Universiteit Leiden

nl en

Alumnus en advocaat Roger Cox gebruikt het recht om klimaatbeleid af te dwingen

De Limburgse advocaat Roger Cox heeft een juridische revolutie veroorzaakt. Met spraakmakende zaken tegen de Nederlandse staat en olieconcern Shell veranderde hij het recht in een instrument om klimaatbeleid mee af te dwingen. De Leidraad ging met hem in gesprek over een leven met radicale keuzes voor een betere wereld.

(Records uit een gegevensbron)

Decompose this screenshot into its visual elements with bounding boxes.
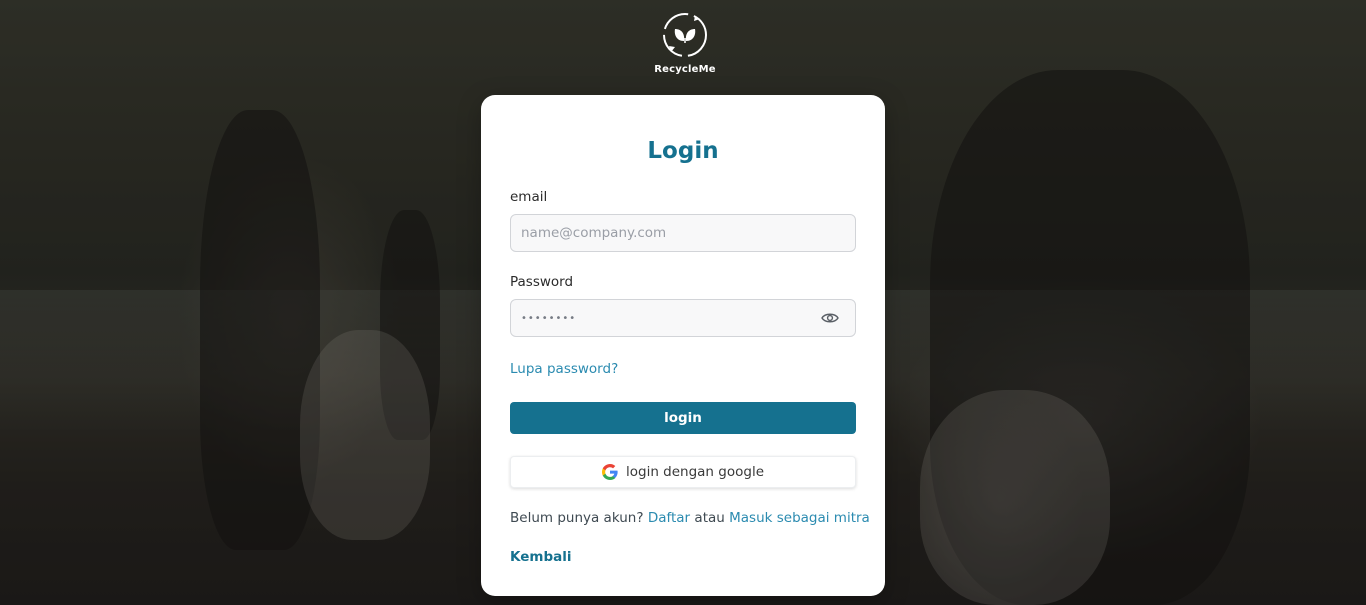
partner-login-link[interactable]: Masuk sebagai mitra bbox=[729, 510, 870, 526]
password-field[interactable]: •••••••• bbox=[510, 299, 856, 337]
login-title: Login bbox=[647, 138, 719, 164]
register-link[interactable]: Daftar bbox=[648, 510, 690, 526]
password-label: Password bbox=[510, 274, 574, 290]
email-label: email bbox=[510, 189, 548, 205]
brand: RecycleMe bbox=[652, 10, 718, 75]
login-card: Login email name@company.com Password ••… bbox=[481, 95, 885, 596]
email-field[interactable]: name@company.com bbox=[510, 214, 856, 252]
signup-connector: atau bbox=[694, 510, 725, 526]
google-icon bbox=[601, 464, 618, 480]
recycle-leaf-icon bbox=[663, 13, 707, 57]
password-value: •••••••• bbox=[521, 312, 577, 324]
google-login-button[interactable]: login dengan google bbox=[510, 456, 856, 488]
back-link[interactable]: Kembali bbox=[510, 549, 571, 565]
brand-name: RecycleMe bbox=[654, 64, 716, 75]
eye-icon[interactable] bbox=[821, 311, 839, 325]
forgot-password-link[interactable]: Lupa password? bbox=[510, 361, 618, 377]
signup-prompt-text: Belum punya akun? bbox=[510, 510, 644, 526]
google-login-label: login dengan google bbox=[625, 464, 764, 480]
login-button[interactable]: login bbox=[510, 402, 856, 434]
signup-prompt: Belum punya akun? Daftar atau Masuk seba… bbox=[510, 510, 870, 526]
email-placeholder: name@company.com bbox=[521, 225, 667, 241]
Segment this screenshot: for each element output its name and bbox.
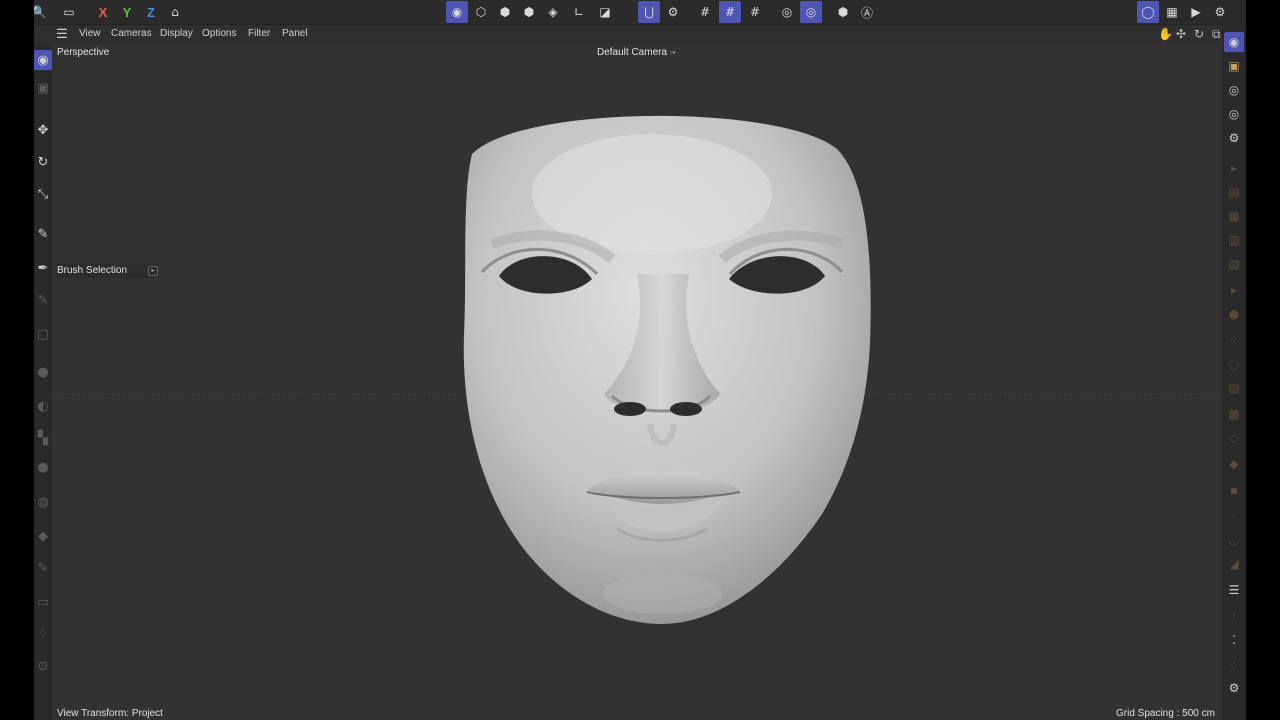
bake-icon[interactable]: ▸ — [1224, 280, 1244, 300]
right-letterbox — [1246, 0, 1280, 720]
menu-cameras[interactable]: Cameras — [111, 28, 152, 39]
snap-settings-icon[interactable]: ⚙ — [662, 1, 684, 23]
generator-icon[interactable]: ▚ — [34, 428, 52, 448]
left-nostril — [614, 402, 646, 416]
menu-filter[interactable]: Filter — [248, 28, 270, 39]
light-icon[interactable]: ◍ — [34, 492, 52, 512]
symmetry-icon[interactable]: ▨ — [1224, 378, 1244, 398]
polygons-mode-icon[interactable]: ◈ — [542, 1, 564, 23]
view-transform-label: View Transform: Project — [57, 708, 163, 719]
cloth-icon[interactable]: ◢ — [1224, 554, 1244, 574]
lock-x-axis[interactable]: X — [92, 1, 114, 23]
wire-icon[interactable]: ◌ — [1224, 354, 1244, 374]
perspective-viewport[interactable]: Perspective Default Camera ▫• Brush Sele… — [52, 44, 1222, 720]
mesh-check-icon[interactable]: ⁘ — [1224, 330, 1244, 350]
workplane-grid-icon[interactable]: # — [744, 1, 766, 23]
render-to-picture-viewer-icon[interactable]: ▶ — [1185, 1, 1207, 23]
maximize-view-icon[interactable]: ⧉ — [1212, 27, 1221, 42]
target-icon[interactable]: ◎ — [1224, 80, 1244, 100]
live-selection-icon[interactable]: ◉ — [34, 50, 52, 70]
points-mode-icon[interactable]: ⬢ — [494, 1, 516, 23]
uv-icon[interactable]: ▧ — [1224, 254, 1244, 274]
align-icon[interactable]: ☰ — [1224, 580, 1244, 600]
snap-right-icon[interactable]: ▸ — [1224, 158, 1244, 178]
paint-icon[interactable]: ▩ — [1224, 404, 1244, 424]
workplane-icon[interactable]: ◪ — [594, 1, 616, 23]
lock-z-axis[interactable]: Z — [140, 1, 162, 23]
floor-icon[interactable]: ▭ — [34, 592, 52, 612]
model-mode-icon[interactable]: ◉ — [446, 1, 468, 23]
viewport-menubar: ☰ View Cameras Display Options Filter Pa… — [52, 25, 1242, 44]
render-region-icon[interactable]: ◯ — [1137, 1, 1159, 23]
uv-mode-icon[interactable]: ∟ — [568, 1, 590, 23]
undo-icon[interactable]: ▭ — [58, 1, 80, 23]
settings-icon[interactable]: ⚙ — [1224, 128, 1244, 148]
brush-icon[interactable]: ✎ — [34, 224, 52, 244]
right-nostril — [670, 402, 702, 416]
tag-icon[interactable]: ✎ — [34, 558, 52, 578]
particles-icon[interactable]: ⁘ — [34, 624, 52, 644]
fur-icon[interactable]: ◡ — [1224, 530, 1244, 550]
pan-view-icon[interactable]: ✋ — [1158, 27, 1173, 41]
connect-icon[interactable]: ⁚ — [1224, 630, 1244, 650]
deformer-icon[interactable]: ⬢ — [34, 458, 52, 478]
scale-icon[interactable]: ⤡ — [34, 184, 52, 204]
left-letterbox — [0, 0, 34, 720]
box-selection-icon[interactable]: ▣ — [34, 78, 52, 98]
menu-options[interactable]: Options — [202, 28, 236, 39]
rotate-view-icon[interactable]: ↻ — [1194, 27, 1204, 41]
mograph-icon[interactable]: ⁘ — [1224, 656, 1244, 676]
solo-icon[interactable]: ◎ — [776, 1, 798, 23]
edges-mode-icon[interactable]: ⬢ — [518, 1, 540, 23]
texture-icon[interactable]: ▥ — [1224, 230, 1244, 250]
hair-icon[interactable]: ◦ — [1224, 506, 1244, 526]
left-toolbar: ◉ ▣ ✥ ↻ ⤡ ✎ ✒ ✎ ▢ ● ◐ ▚ ⬢ ◍ ◆ ✎ ▭ ⁘ ⊙ — [34, 44, 52, 720]
coordinate-system-icon[interactable]: ⌂ — [164, 1, 186, 23]
top-toolbar: 🔍 ▭ X Y Z ⌂ ◉ ⬡ ⬢ ⬢ ◈ ∟ ◪ ⋃ ⚙ # # # ◎ ◎ … — [34, 0, 1246, 25]
cube-icon[interactable]: ▢ — [34, 324, 52, 344]
stamp-icon[interactable]: ◆ — [1224, 454, 1244, 474]
sphere-icon[interactable]: ● — [34, 362, 52, 382]
preferences-icon[interactable]: ⚙ — [1224, 678, 1244, 698]
grid-spacing-label: Grid Spacing : 500 cm — [1116, 708, 1215, 719]
dolly-view-icon[interactable]: ✣ — [1176, 27, 1186, 41]
select-icon[interactable]: ▣ — [1224, 56, 1244, 76]
lock-y-axis[interactable]: Y — [116, 1, 138, 23]
move-icon[interactable]: ✥ — [34, 120, 52, 140]
object-mode-icon[interactable]: ⬡ — [470, 1, 492, 23]
object-manager-icon[interactable]: ◉ — [1224, 32, 1244, 52]
layer-icon[interactable]: ▤ — [1224, 182, 1244, 202]
scatter-icon[interactable]: ⁝ — [1224, 606, 1244, 626]
snap-icon[interactable]: ⋃ — [638, 1, 660, 23]
solo-hierarchy-icon[interactable]: ◎ — [800, 1, 822, 23]
sculpt-icon[interactable]: ● — [1224, 304, 1244, 324]
menu-panel[interactable]: Panel — [282, 28, 308, 39]
camera-icon[interactable]: ◆ — [34, 526, 52, 546]
quantize-icon[interactable]: # — [719, 1, 741, 23]
right-toolbar: ◉ ▣ ◎ ◎ ⚙ ▸ ▤ ▦ ▥ ▧ ▸ ● ⁘ ◌ ▨ ▩ ◇ ◆ ▪ ◦ … — [1222, 24, 1246, 720]
search-icon[interactable]: 🔍 — [34, 1, 50, 23]
hamburger-menu-icon[interactable]: ☰ — [56, 26, 68, 42]
menu-view[interactable]: View — [79, 28, 101, 39]
material-icon[interactable]: ▦ — [1224, 206, 1244, 226]
render-active-view-icon[interactable]: ▦ — [1161, 1, 1183, 23]
render-settings-icon[interactable]: ⚙ — [1209, 1, 1231, 23]
grid-icon[interactable]: # — [694, 1, 716, 23]
render-icon[interactable]: ⬢ — [832, 1, 854, 23]
sketch-icon[interactable]: ✎ — [34, 290, 52, 310]
pivot-icon[interactable]: ◎ — [1224, 104, 1244, 124]
pen-icon[interactable]: ✒ — [34, 258, 52, 278]
face-mask-model[interactable] — [52, 44, 1222, 720]
rotate-icon[interactable]: ↻ — [34, 152, 52, 172]
tag-right-icon[interactable]: ▪ — [1224, 480, 1244, 500]
spline-icon[interactable]: ◐ — [34, 396, 52, 416]
brush-right-icon[interactable]: ◇ — [1224, 428, 1244, 448]
render-view-icon[interactable]: Ⓐ — [856, 1, 878, 23]
cinema4d-window: 🔍 ▭ X Y Z ⌂ ◉ ⬡ ⬢ ⬢ ◈ ∟ ◪ ⋃ ⚙ # # # ◎ ◎ … — [34, 0, 1246, 720]
menu-display[interactable]: Display — [160, 28, 193, 39]
xref-icon[interactable]: ⊙ — [34, 656, 52, 676]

• _Opdracht A_:
Herhaal uit de leestekst alles vanaf "Alumnus en advocaat" tot en met "een betere wereld.".
• _Opdracht B_:
Vat de leestekst samen in twee zinnen.

• _Volledige uitwerking A_:
Alumnus en advocaat Roger Cox gebruikt het recht om klimaatbeleid af te dwingen

De Limburgse advocaat Roger Cox heeft een juridische revolutie veroorzaakt. Met spraakmakende zaken tegen de Nederlandse staat en olieconcern Shell veranderde hij het recht in een instrument om klimaatbeleid mee af te dwingen. De Leidraad ging met hem in gesprek over een leven met radicale keuzes voor een betere wereld.

• _Volledige uitwerking B_:
De Limburgse advocaat en alumnus Roger Cox heeft met spraakmakende zaken tegen de Nederlandse staat en olieconcern Shell het recht veranderd in een instrument om klimaatbeleid af te dwingen. De Leidraad sprak met hem over een leven met radicale keuzes voor een betere wereld.